Figure record extracts:
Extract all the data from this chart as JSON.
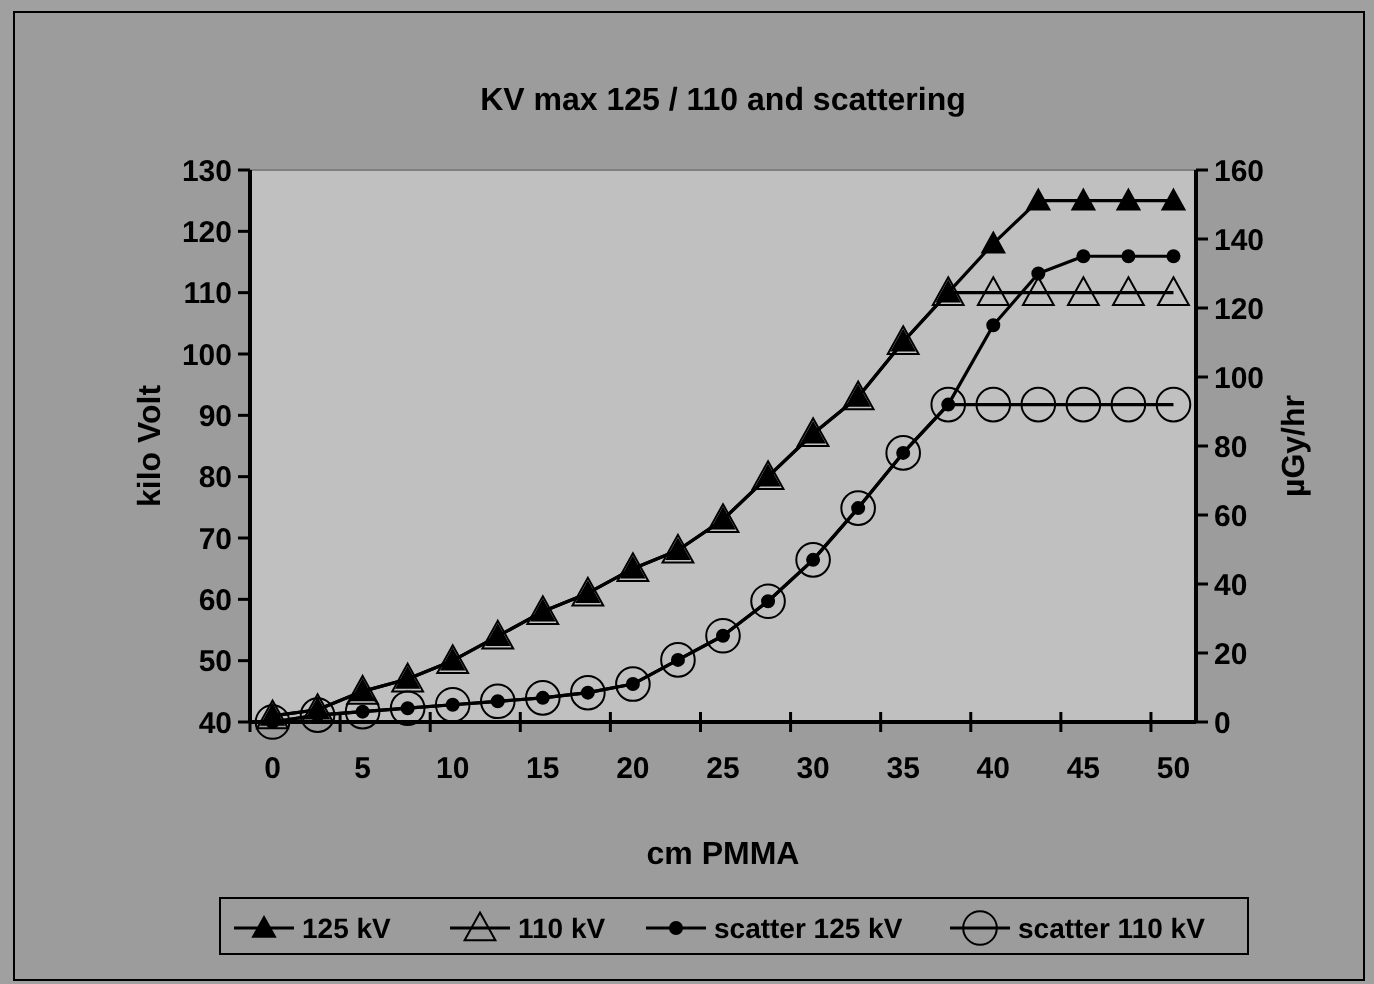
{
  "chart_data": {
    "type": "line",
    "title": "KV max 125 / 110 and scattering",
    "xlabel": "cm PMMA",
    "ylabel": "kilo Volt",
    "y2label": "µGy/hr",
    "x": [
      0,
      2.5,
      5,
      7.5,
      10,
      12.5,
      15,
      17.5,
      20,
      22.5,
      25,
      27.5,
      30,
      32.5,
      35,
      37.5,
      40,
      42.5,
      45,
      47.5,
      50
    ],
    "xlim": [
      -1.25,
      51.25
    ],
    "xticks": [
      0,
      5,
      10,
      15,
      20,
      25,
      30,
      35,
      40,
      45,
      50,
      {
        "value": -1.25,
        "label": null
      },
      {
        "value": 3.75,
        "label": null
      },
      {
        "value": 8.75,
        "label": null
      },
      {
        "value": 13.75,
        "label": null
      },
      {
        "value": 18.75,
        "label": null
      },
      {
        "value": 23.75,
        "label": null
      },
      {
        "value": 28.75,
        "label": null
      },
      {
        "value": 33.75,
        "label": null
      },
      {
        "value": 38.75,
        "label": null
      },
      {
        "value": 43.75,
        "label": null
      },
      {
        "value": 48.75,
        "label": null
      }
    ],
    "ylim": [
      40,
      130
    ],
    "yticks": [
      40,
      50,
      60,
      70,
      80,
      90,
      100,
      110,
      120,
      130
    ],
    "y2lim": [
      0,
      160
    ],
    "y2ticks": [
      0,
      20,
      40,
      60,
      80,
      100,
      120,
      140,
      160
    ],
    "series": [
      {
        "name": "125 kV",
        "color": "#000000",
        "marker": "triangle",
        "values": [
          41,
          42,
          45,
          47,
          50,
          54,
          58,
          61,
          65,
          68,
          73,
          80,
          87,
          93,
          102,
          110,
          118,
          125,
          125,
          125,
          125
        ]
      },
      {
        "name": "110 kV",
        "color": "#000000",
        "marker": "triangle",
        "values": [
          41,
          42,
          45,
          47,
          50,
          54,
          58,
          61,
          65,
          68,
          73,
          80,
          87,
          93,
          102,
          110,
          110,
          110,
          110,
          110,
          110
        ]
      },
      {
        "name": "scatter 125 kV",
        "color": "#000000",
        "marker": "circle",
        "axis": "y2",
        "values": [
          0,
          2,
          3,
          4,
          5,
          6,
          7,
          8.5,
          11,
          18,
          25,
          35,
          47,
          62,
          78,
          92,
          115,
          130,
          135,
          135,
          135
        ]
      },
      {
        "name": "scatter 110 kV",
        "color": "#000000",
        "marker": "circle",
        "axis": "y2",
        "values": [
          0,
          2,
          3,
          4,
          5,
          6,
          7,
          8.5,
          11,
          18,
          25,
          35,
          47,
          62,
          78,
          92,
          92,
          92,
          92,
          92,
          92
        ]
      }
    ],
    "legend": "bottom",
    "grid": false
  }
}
--
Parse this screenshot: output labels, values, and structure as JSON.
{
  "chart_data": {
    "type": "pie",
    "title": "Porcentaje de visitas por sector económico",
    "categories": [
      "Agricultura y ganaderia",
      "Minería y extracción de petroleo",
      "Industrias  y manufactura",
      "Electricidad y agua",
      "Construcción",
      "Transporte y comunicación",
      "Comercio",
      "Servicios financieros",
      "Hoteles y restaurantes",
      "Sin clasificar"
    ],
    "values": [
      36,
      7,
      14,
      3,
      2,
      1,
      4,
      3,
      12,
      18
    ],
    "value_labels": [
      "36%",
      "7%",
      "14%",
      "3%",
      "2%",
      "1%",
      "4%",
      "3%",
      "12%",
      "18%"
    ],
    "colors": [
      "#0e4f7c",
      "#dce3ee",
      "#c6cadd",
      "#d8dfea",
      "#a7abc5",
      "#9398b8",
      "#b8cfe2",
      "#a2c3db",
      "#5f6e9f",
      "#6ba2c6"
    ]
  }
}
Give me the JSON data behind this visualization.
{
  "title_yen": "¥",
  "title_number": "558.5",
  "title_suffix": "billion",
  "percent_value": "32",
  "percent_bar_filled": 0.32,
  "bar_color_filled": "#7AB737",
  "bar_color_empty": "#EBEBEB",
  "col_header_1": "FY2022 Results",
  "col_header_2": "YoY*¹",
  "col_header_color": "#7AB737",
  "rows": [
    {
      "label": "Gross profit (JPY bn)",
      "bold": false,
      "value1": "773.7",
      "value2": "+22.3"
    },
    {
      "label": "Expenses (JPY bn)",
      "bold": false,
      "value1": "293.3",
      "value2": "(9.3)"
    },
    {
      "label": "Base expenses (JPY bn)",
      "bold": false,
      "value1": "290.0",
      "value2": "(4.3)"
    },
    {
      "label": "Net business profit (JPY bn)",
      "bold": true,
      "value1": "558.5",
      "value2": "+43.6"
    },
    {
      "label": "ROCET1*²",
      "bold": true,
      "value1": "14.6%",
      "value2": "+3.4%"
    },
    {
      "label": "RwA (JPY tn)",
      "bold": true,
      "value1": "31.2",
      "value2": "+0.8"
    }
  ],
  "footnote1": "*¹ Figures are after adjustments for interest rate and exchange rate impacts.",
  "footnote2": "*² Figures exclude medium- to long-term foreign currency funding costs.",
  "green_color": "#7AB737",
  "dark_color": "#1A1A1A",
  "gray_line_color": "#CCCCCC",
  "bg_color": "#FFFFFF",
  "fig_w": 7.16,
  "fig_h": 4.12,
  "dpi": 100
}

Work required →
Check each line of the entries above, and show every one holding the word "this".

Task result →
Extract all the data from this chart as JSON.
Parse this screenshot: output labels, values, and structure as JSON.
Give me the JSON data behind this visualization.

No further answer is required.